Goal of the exercise.
Which lines hold the word "LTDA"? Copy each one.

=== Data ===

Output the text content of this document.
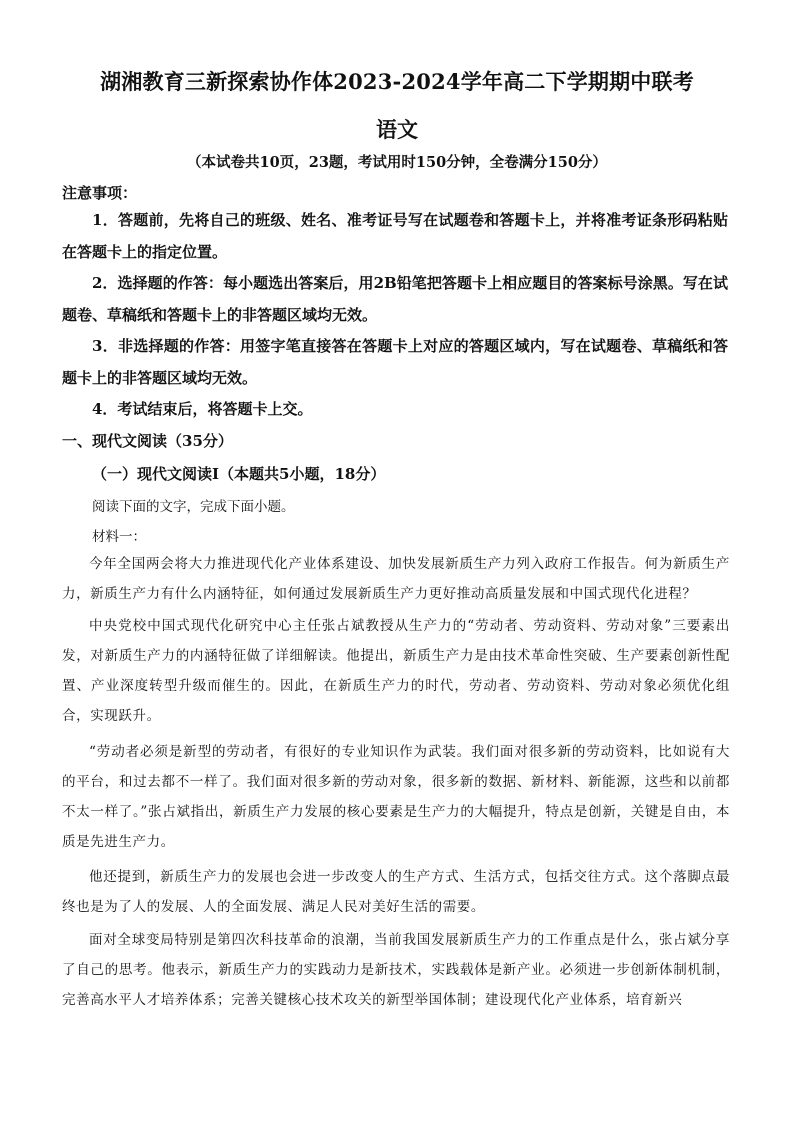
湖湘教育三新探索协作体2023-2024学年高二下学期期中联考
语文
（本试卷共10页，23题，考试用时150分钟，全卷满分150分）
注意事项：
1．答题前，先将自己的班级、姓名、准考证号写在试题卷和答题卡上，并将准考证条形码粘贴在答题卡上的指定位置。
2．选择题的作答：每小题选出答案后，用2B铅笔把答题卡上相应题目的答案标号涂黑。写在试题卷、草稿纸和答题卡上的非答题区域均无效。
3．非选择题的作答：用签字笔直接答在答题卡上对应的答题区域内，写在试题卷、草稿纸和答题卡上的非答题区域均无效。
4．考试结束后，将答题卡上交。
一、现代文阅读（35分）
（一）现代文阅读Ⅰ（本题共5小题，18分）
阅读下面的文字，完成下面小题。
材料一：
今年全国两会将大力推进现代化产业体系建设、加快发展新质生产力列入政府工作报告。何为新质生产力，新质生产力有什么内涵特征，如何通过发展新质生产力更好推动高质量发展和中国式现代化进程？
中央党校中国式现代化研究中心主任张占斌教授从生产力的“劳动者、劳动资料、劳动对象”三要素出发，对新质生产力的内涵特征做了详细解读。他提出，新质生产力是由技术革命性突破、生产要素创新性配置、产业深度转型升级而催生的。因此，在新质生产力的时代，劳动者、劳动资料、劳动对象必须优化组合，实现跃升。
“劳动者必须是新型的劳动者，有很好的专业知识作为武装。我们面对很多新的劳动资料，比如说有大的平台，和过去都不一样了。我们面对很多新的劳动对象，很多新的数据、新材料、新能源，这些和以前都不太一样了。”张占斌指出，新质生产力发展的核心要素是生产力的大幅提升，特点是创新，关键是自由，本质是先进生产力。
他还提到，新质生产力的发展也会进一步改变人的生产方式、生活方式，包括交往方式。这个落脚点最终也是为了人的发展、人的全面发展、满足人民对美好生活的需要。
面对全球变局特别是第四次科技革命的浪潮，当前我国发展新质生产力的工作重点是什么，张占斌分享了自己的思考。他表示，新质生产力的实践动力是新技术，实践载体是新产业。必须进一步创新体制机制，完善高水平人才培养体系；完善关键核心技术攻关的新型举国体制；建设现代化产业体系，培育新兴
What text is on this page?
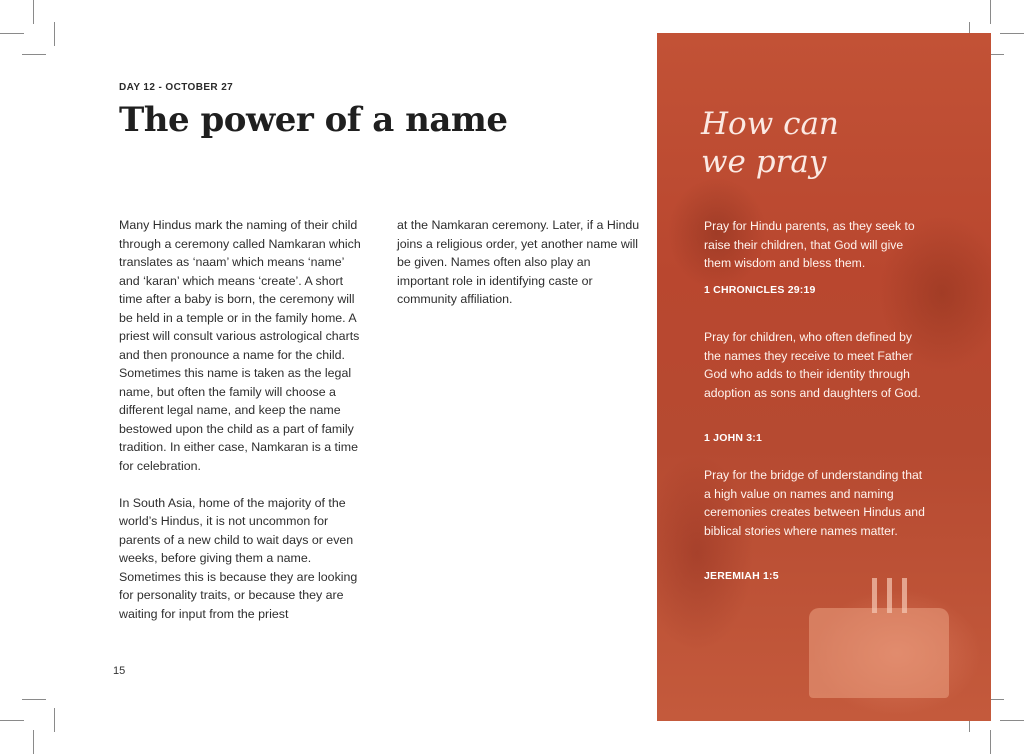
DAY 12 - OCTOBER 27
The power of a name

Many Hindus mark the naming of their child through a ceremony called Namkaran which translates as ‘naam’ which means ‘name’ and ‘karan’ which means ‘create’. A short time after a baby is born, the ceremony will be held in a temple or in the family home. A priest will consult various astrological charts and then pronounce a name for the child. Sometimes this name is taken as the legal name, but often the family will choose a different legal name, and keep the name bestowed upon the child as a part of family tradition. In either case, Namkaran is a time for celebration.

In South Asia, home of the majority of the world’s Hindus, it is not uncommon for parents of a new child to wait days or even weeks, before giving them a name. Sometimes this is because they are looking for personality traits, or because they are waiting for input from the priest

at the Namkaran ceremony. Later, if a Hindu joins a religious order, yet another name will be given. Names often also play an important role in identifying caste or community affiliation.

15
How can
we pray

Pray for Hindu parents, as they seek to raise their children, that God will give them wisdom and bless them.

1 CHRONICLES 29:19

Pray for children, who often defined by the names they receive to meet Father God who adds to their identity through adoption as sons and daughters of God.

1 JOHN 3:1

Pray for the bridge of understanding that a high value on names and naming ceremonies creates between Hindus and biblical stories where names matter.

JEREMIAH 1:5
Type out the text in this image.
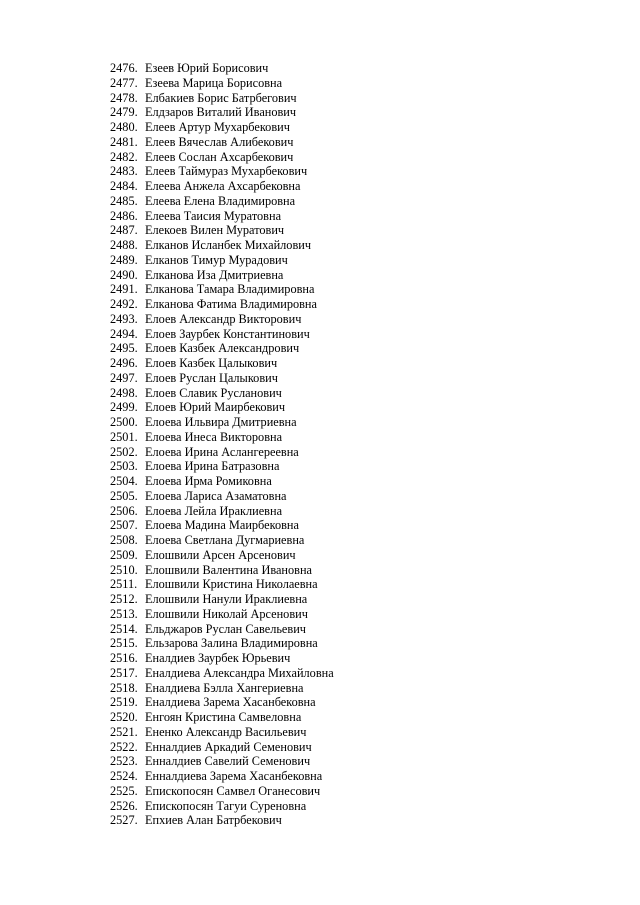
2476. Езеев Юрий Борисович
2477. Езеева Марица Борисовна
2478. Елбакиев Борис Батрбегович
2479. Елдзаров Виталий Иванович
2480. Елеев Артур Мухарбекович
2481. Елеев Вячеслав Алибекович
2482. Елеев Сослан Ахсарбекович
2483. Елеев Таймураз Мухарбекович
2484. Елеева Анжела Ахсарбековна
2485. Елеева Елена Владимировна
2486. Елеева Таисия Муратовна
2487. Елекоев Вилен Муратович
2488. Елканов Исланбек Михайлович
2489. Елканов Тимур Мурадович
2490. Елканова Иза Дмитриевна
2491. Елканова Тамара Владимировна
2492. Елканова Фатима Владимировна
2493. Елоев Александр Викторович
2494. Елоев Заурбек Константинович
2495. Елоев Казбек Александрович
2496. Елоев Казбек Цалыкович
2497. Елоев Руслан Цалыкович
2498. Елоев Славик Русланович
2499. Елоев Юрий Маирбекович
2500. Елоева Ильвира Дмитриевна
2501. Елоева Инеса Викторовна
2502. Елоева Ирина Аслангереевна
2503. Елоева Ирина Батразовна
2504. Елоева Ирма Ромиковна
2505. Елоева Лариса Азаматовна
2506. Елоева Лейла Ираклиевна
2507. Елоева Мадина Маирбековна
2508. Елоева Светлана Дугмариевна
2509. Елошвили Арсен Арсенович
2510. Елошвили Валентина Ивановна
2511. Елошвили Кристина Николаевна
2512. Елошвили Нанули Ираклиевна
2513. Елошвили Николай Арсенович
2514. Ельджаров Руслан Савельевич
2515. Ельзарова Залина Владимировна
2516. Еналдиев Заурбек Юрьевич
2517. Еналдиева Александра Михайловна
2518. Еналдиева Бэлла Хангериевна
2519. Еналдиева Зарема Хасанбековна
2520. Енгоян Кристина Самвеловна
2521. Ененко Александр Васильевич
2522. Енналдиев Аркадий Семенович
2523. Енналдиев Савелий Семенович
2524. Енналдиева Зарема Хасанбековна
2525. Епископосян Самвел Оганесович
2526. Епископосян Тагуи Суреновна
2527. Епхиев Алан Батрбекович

===
=== Data ===

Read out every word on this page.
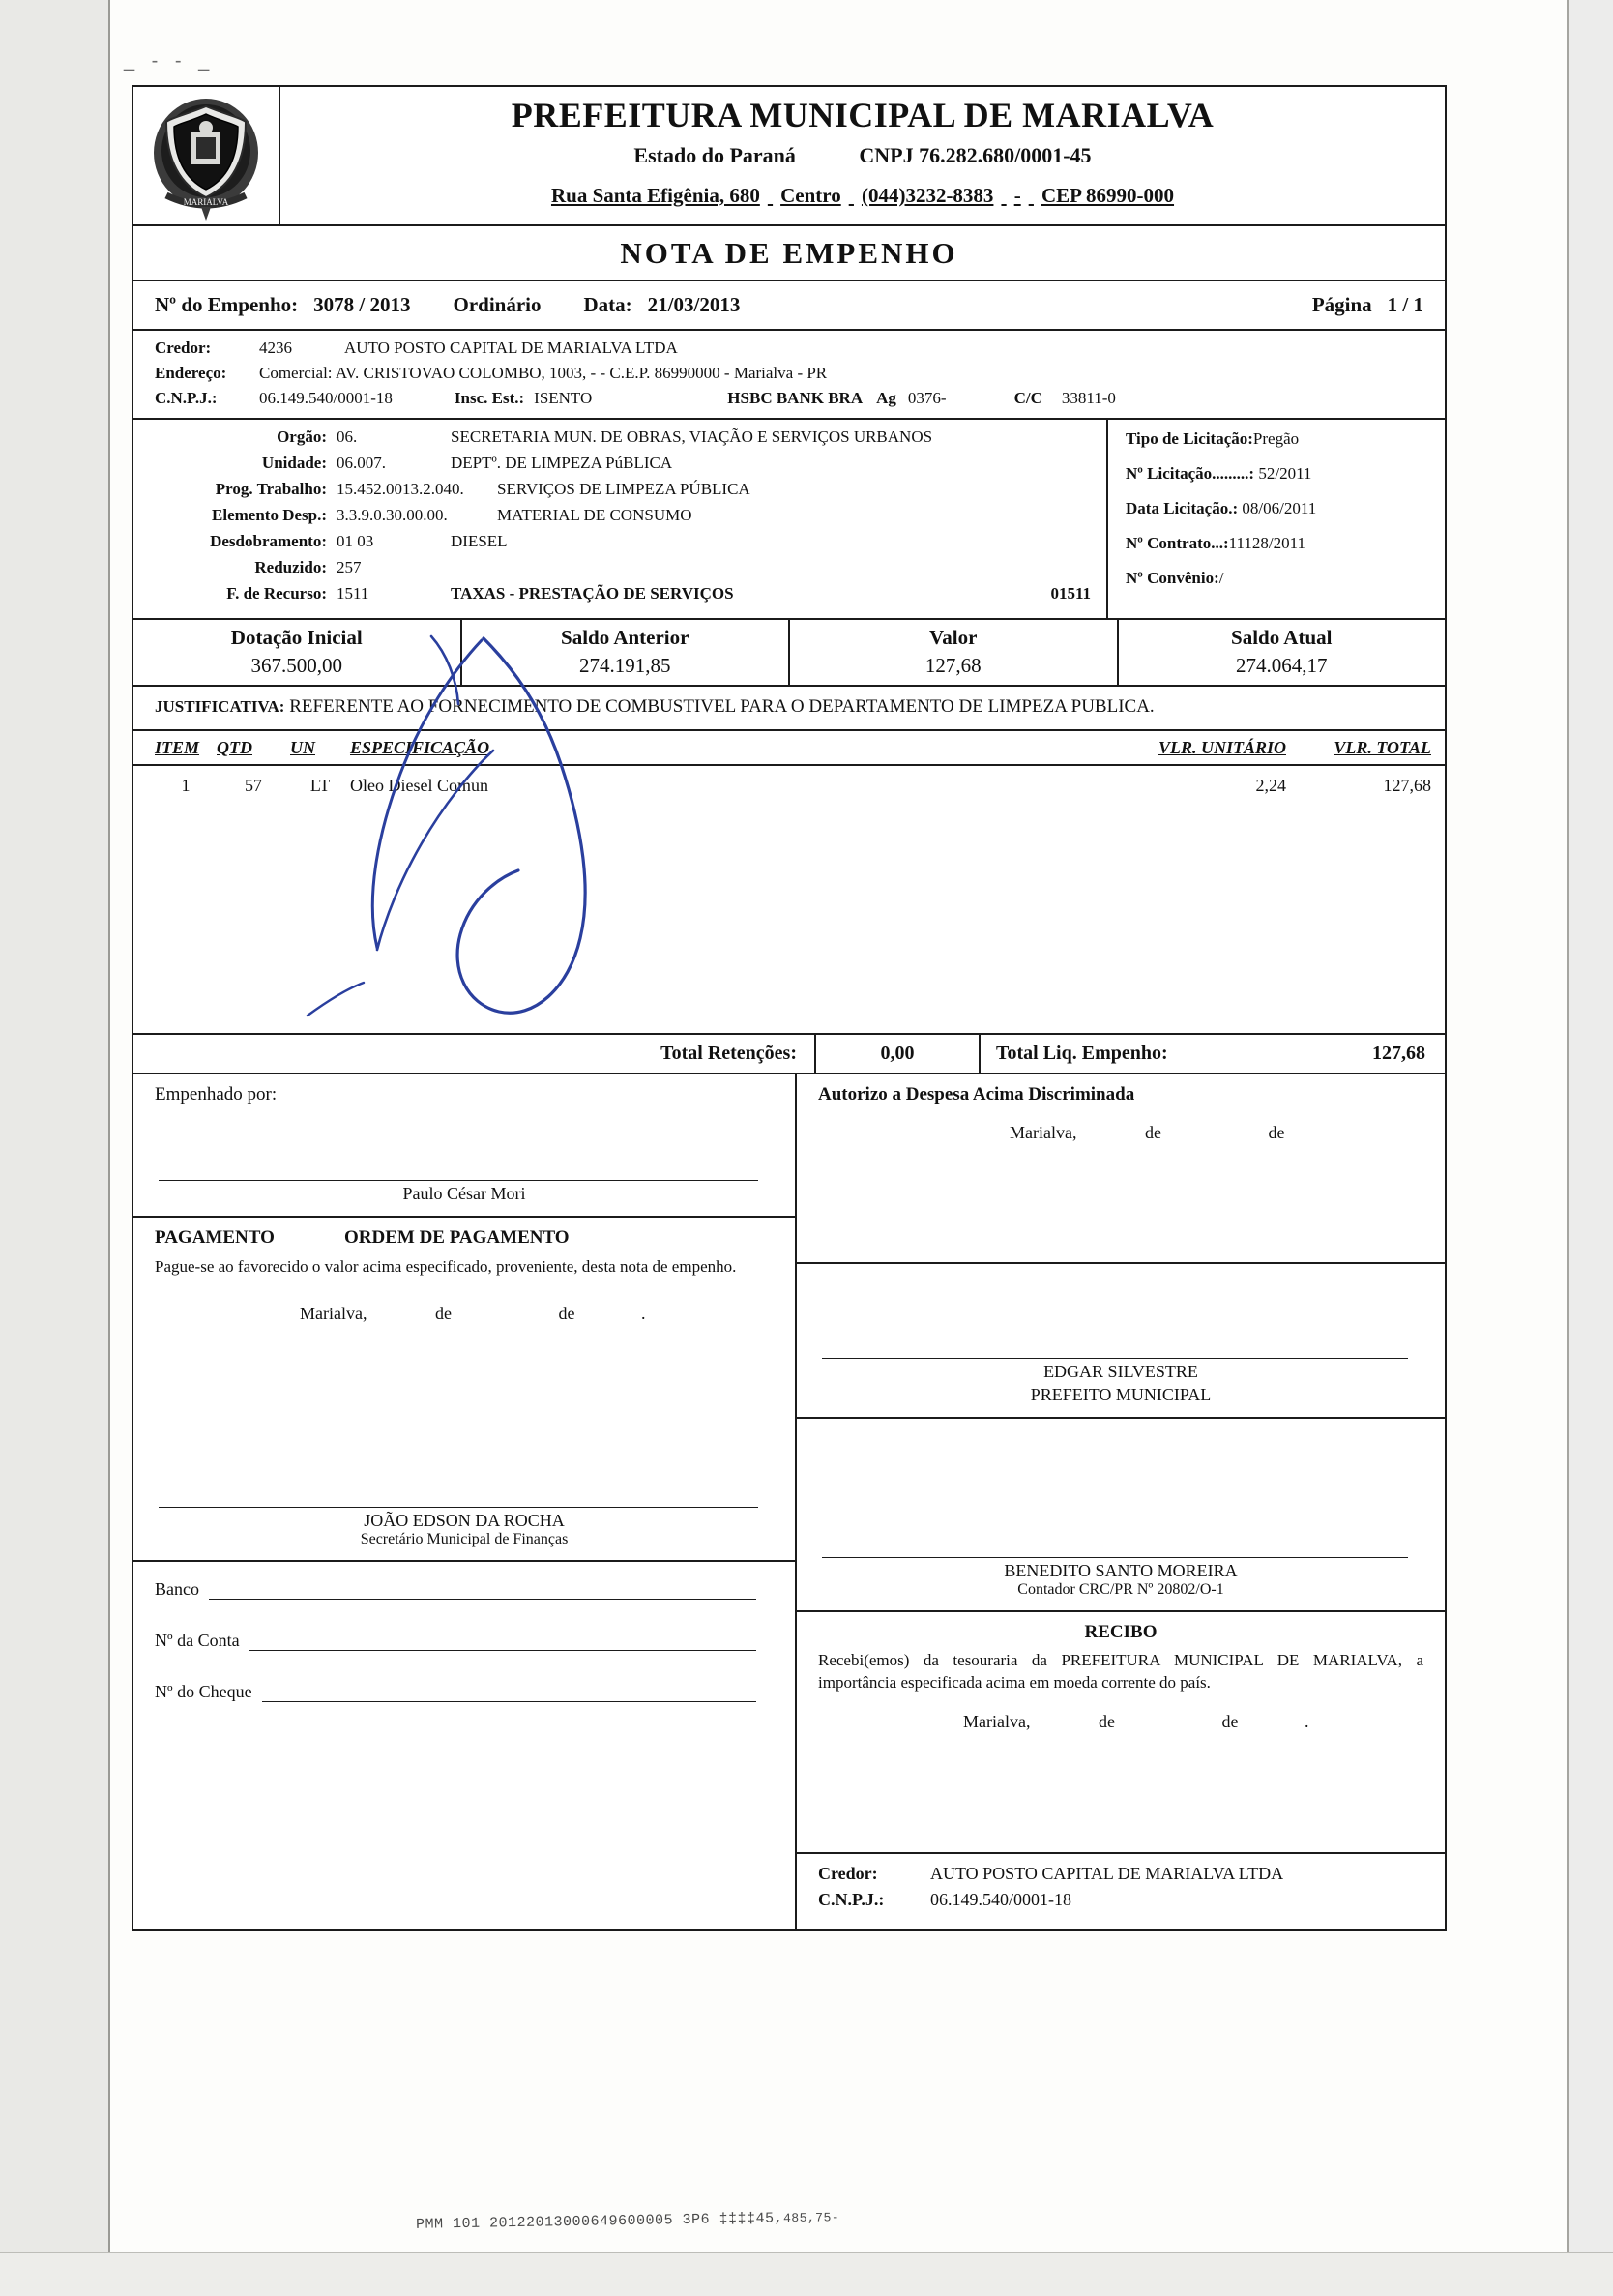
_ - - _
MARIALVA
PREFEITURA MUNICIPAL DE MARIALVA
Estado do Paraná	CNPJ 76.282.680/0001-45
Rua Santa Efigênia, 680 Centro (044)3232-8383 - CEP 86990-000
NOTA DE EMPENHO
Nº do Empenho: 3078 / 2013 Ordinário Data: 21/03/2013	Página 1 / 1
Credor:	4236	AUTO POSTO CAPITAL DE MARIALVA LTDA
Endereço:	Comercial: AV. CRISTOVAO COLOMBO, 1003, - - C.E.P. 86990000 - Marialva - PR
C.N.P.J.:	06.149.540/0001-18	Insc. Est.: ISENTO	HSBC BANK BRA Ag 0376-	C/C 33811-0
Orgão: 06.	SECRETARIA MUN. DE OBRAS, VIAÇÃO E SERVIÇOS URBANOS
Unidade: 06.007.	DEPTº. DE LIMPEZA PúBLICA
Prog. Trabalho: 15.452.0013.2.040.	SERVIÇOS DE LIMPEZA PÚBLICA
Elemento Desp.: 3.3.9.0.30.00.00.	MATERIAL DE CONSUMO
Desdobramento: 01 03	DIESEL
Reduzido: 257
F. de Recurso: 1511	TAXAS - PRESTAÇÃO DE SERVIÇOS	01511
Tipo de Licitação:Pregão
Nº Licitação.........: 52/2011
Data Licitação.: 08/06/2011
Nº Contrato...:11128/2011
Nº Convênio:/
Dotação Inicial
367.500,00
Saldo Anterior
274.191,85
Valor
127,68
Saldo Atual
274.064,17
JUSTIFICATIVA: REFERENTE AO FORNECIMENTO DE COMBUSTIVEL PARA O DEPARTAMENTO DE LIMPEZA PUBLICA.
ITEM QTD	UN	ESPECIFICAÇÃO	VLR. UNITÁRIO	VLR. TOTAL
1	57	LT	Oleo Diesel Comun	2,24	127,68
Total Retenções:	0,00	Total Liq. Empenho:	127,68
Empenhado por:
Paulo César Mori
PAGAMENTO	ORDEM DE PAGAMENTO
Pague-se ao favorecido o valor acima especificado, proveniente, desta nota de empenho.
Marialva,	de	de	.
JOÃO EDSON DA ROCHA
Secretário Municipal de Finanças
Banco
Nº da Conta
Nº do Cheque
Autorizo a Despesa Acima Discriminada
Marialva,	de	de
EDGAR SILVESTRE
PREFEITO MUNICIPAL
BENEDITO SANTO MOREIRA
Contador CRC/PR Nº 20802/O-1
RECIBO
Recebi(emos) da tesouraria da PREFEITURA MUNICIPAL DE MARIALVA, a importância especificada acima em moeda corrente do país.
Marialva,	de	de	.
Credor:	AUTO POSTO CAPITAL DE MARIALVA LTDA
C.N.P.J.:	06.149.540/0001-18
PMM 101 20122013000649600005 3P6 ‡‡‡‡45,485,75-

===

Result.
Credor:	4236	AUTO POSTO CAPITAL DE MARIALVA LTDA
Credor:	AUTO POSTO CAPITAL DE MARIALVA LTDA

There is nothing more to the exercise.